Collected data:
>> START

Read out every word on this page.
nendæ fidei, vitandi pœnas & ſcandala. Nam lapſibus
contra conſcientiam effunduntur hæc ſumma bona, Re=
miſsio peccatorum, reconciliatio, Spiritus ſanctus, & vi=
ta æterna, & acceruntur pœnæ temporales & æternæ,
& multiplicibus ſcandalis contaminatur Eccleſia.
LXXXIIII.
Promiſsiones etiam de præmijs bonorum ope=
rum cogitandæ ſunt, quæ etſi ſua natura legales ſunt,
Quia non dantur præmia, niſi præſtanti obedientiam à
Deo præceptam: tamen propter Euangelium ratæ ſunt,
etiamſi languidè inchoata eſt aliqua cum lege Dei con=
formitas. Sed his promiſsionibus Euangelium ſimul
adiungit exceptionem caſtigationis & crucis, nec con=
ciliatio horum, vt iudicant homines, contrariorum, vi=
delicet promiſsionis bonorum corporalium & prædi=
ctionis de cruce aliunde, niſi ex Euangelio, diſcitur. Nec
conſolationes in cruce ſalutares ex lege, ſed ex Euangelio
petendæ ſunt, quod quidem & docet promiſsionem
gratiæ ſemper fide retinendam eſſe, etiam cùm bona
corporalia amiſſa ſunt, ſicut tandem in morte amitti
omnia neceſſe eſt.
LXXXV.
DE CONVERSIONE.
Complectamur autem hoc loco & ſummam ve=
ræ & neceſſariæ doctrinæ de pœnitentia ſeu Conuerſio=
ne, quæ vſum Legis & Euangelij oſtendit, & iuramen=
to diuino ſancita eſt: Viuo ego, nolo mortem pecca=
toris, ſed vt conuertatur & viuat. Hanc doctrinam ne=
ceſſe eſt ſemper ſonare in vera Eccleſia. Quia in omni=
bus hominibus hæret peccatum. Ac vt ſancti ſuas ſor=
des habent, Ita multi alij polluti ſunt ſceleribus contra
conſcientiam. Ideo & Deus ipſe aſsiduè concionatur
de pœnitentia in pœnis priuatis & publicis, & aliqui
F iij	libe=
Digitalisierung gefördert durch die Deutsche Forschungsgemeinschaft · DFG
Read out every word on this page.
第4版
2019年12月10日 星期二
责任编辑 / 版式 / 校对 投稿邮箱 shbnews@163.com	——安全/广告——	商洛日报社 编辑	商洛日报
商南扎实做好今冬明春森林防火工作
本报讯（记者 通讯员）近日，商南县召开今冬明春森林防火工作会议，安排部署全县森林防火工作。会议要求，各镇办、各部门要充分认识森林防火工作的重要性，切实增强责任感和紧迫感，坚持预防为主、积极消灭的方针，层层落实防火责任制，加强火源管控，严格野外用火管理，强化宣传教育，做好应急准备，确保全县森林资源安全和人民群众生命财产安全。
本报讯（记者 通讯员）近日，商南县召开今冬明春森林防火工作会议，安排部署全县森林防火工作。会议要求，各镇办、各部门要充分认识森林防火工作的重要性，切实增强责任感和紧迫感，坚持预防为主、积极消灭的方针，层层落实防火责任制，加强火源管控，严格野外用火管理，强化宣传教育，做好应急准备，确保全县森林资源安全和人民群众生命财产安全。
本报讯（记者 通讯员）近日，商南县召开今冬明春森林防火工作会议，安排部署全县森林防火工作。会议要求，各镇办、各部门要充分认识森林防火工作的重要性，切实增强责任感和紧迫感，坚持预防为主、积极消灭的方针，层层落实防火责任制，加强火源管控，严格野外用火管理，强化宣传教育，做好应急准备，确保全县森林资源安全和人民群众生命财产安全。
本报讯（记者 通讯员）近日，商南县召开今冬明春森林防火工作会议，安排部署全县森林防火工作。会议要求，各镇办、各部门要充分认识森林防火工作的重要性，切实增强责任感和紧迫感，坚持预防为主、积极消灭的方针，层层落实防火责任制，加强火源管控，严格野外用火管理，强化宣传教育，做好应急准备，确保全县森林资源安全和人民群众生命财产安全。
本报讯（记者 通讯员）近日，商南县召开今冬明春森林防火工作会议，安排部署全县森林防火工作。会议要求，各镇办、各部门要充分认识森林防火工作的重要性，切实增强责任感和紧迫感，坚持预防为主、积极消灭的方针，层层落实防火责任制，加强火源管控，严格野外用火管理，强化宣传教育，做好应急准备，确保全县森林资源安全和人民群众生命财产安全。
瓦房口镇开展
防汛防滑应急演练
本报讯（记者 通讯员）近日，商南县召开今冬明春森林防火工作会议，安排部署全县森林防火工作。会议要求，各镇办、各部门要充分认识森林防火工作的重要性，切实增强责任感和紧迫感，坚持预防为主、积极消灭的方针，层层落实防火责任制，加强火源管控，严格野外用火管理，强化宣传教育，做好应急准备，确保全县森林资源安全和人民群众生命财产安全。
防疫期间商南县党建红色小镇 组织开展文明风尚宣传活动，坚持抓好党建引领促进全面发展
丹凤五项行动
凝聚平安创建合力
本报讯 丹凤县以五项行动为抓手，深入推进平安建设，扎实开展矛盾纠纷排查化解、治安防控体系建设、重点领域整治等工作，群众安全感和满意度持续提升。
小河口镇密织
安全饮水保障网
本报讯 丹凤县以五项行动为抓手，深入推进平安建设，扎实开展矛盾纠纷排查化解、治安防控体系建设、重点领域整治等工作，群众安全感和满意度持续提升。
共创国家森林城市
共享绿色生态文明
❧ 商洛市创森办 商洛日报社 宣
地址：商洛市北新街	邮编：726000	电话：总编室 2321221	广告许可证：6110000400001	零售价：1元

>> END

### TASK TO COMPLETE
Write out the whole listing again. Match it word for word.

### RESPONSE TO THIS TASK
Read out every word on this page.
nendæ fidei, vitandi pœnas & ſcandala. Nam lapſibus
contra conſcientiam effunduntur hæc ſumma bona, Re=
miſsio peccatorum, reconciliatio, Spiritus ſanctus, & vi=
ta æterna, & acceruntur pœnæ temporales & æternæ,
& multiplicibus ſcandalis contaminatur Eccleſia.
LXXXIIII.
Promiſsiones etiam de præmijs bonorum ope=
rum cogitandæ ſunt, quæ etſi ſua natura legales ſunt,
Quia non dantur præmia, niſi præſtanti obedientiam à
Deo præceptam: tamen propter Euangelium ratæ ſunt,
etiamſi languidè inchoata eſt aliqua cum lege Dei con=
formitas. Sed his promiſsionibus Euangelium ſimul
adiungit exceptionem caſtigationis & crucis, nec con=
ciliatio horum, vt iudicant homines, contrariorum, vi=
delicet promiſsionis bonorum corporalium & prædi=
ctionis de cruce aliunde, niſi ex Euangelio, diſcitur. Nec
conſolationes in cruce ſalutares ex lege, ſed ex Euangelio
petendæ ſunt, quod quidem & docet promiſsionem
gratiæ ſemper fide retinendam eſſe, etiam cùm bona
corporalia amiſſa ſunt, ſicut tandem in morte amitti
omnia neceſſe eſt.
LXXXV.
DE CONVERSIONE.
Complectamur autem hoc loco & ſummam ve=
ræ & neceſſariæ doctrinæ de pœnitentia ſeu Conuerſio=
ne, quæ vſum Legis & Euangelij oſtendit, & iuramen=
to diuino ſancita eſt: Viuo ego, nolo mortem pecca=
toris, ſed vt conuertatur & viuat. Hanc doctrinam ne=
ceſſe eſt ſemper ſonare in vera Eccleſia. Quia in omni=
bus hominibus hæret peccatum. Ac vt ſancti ſuas ſor=
des habent, Ita multi alij polluti ſunt ſceleribus contra
conſcientiam. Ideo & Deus ipſe aſsiduè concionatur
de pœnitentia in pœnis priuatis & publicis, & aliqui
F iij	libe=
Digitalisierung gefördert durch die Deutsche Forschungsgemeinschaft · DFG
Read out every word on this page.
第4版
2019年12月10日 星期二
责任编辑 / 版式 / 校对 投稿邮箱 shbnews@163.com	——安全/广告——	商洛日报社 编辑	商洛日报
商南扎实做好今冬明春森林防火工作
本报讯（记者 通讯员）近日，商南县召开今冬明春森林防火工作会议，安排部署全县森林防火工作。会议要求，各镇办、各部门要充分认识森林防火工作的重要性，切实增强责任感和紧迫感，坚持预防为主、积极消灭的方针，层层落实防火责任制，加强火源管控，严格野外用火管理，强化宣传教育，做好应急准备，确保全县森林资源安全和人民群众生命财产安全。
本报讯（记者 通讯员）近日，商南县召开今冬明春森林防火工作会议，安排部署全县森林防火工作。会议要求，各镇办、各部门要充分认识森林防火工作的重要性，切实增强责任感和紧迫感，坚持预防为主、积极消灭的方针，层层落实防火责任制，加强火源管控，严格野外用火管理，强化宣传教育，做好应急准备，确保全县森林资源安全和人民群众生命财产安全。
本报讯（记者 通讯员）近日，商南县召开今冬明春森林防火工作会议，安排部署全县森林防火工作。会议要求，各镇办、各部门要充分认识森林防火工作的重要性，切实增强责任感和紧迫感，坚持预防为主、积极消灭的方针，层层落实防火责任制，加强火源管控，严格野外用火管理，强化宣传教育，做好应急准备，确保全县森林资源安全和人民群众生命财产安全。
本报讯（记者 通讯员）近日，商南县召开今冬明春森林防火工作会议，安排部署全县森林防火工作。会议要求，各镇办、各部门要充分认识森林防火工作的重要性，切实增强责任感和紧迫感，坚持预防为主、积极消灭的方针，层层落实防火责任制，加强火源管控，严格野外用火管理，强化宣传教育，做好应急准备，确保全县森林资源安全和人民群众生命财产安全。
本报讯（记者 通讯员）近日，商南县召开今冬明春森林防火工作会议，安排部署全县森林防火工作。会议要求，各镇办、各部门要充分认识森林防火工作的重要性，切实增强责任感和紧迫感，坚持预防为主、积极消灭的方针，层层落实防火责任制，加强火源管控，严格野外用火管理，强化宣传教育，做好应急准备，确保全县森林资源安全和人民群众生命财产安全。
瓦房口镇开展
防汛防滑应急演练
本报讯（记者 通讯员）近日，商南县召开今冬明春森林防火工作会议，安排部署全县森林防火工作。会议要求，各镇办、各部门要充分认识森林防火工作的重要性，切实增强责任感和紧迫感，坚持预防为主、积极消灭的方针，层层落实防火责任制，加强火源管控，严格野外用火管理，强化宣传教育，做好应急准备，确保全县森林资源安全和人民群众生命财产安全。
防疫期间商南县党建红色小镇 组织开展文明风尚宣传活动，坚持抓好党建引领促进全面发展
丹凤五项行动
凝聚平安创建合力
本报讯 丹凤县以五项行动为抓手，深入推进平安建设，扎实开展矛盾纠纷排查化解、治安防控体系建设、重点领域整治等工作，群众安全感和满意度持续提升。
小河口镇密织
安全饮水保障网
本报讯 丹凤县以五项行动为抓手，深入推进平安建设，扎实开展矛盾纠纷排查化解、治安防控体系建设、重点领域整治等工作，群众安全感和满意度持续提升。
共创国家森林城市
共享绿色生态文明
❧ 商洛市创森办 商洛日报社 宣
地址：商洛市北新街	邮编：726000	电话：总编室 2321221	广告许可证：6110000400001	零售价：1元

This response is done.